-- START OF EXERCISE INPUTS --

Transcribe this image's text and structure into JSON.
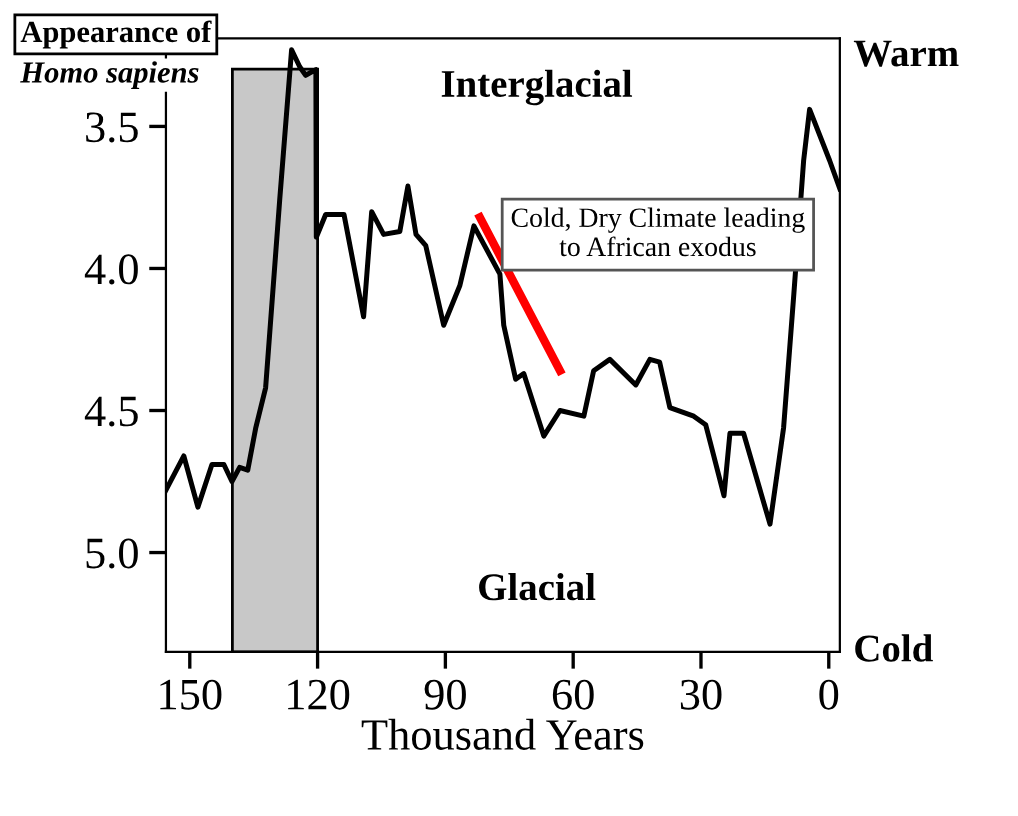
{
  "chart_data": {
    "type": "line",
    "xlabel": "Thousand Years",
    "xlim": [
      155.6,
      -2.6
    ],
    "xticks": [
      150,
      120,
      90,
      60,
      30,
      0
    ],
    "ylim": [
      5.35,
      3.19
    ],
    "yticks": [
      3.5,
      {
        "value": 4.0,
        "label": "4.0"
      },
      4.5,
      {
        "value": 5.0,
        "label": "5.0"
      }
    ],
    "grid": false,
    "legend": false,
    "series": [
      {
        "color": "#000000",
        "x": [
          155.6,
          151.4,
          148.1,
          144.8,
          142.0,
          140.1,
          138.3,
          136.4,
          134.5,
          132.2,
          128.9,
          126.1,
          124.2,
          122.8,
          120.4,
          120.3,
          118.1,
          113.8,
          111.5,
          109.2,
          107.3,
          104.5,
          100.7,
          98.8,
          96.9,
          94.6,
          90.4,
          86.6,
          83.3,
          77.2,
          76.3,
          73.5,
          71.6,
          66.9,
          63.1,
          57.5,
          55.2,
          51.4,
          45.3,
          42.0,
          39.7,
          37.3,
          31.7,
          28.9,
          27.0,
          24.6,
          23.2,
          20.0,
          13.8,
          10.6,
          8.2,
          5.9,
          4.5,
          -0.2,
          -2.6
        ],
        "values": [
          4.78,
          4.66,
          4.84,
          4.69,
          4.69,
          4.75,
          4.7,
          4.71,
          4.56,
          4.42,
          3.76,
          3.23,
          3.29,
          3.32,
          3.3,
          3.89,
          3.81,
          3.81,
          3.99,
          4.17,
          3.8,
          3.88,
          3.87,
          3.71,
          3.88,
          3.92,
          4.2,
          4.06,
          3.85,
          4.02,
          4.2,
          4.39,
          4.37,
          4.59,
          4.5,
          4.52,
          4.36,
          4.32,
          4.41,
          4.32,
          4.33,
          4.49,
          4.52,
          4.55,
          4.66,
          4.8,
          4.58,
          4.58,
          4.9,
          4.56,
          4.09,
          3.62,
          3.44,
          3.62,
          3.72
        ]
      },
      {
        "color": "#ff0000",
        "x": [
          81.9,
          63.1
        ],
        "values": [
          3.82,
          4.36
        ]
      }
    ],
    "bands": [
      {
        "axis": "x",
        "from": 140,
        "to": 120,
        "label": "Appearance of\nHomo sapiens",
        "color": "#c8c8c8"
      }
    ],
    "annotations": [
      "Interglacial",
      "Glacial",
      "Warm",
      "Cold",
      "Cold, Dry Climate leading\nto African exodus"
    ]
  }
}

-- END OF EXERCISE INPUTS --

WHAT THE TASK ASKS
Go over the records above and tally each line that includes "color". Give the total by itself.

SOLUTION TO THE EXERCISE
3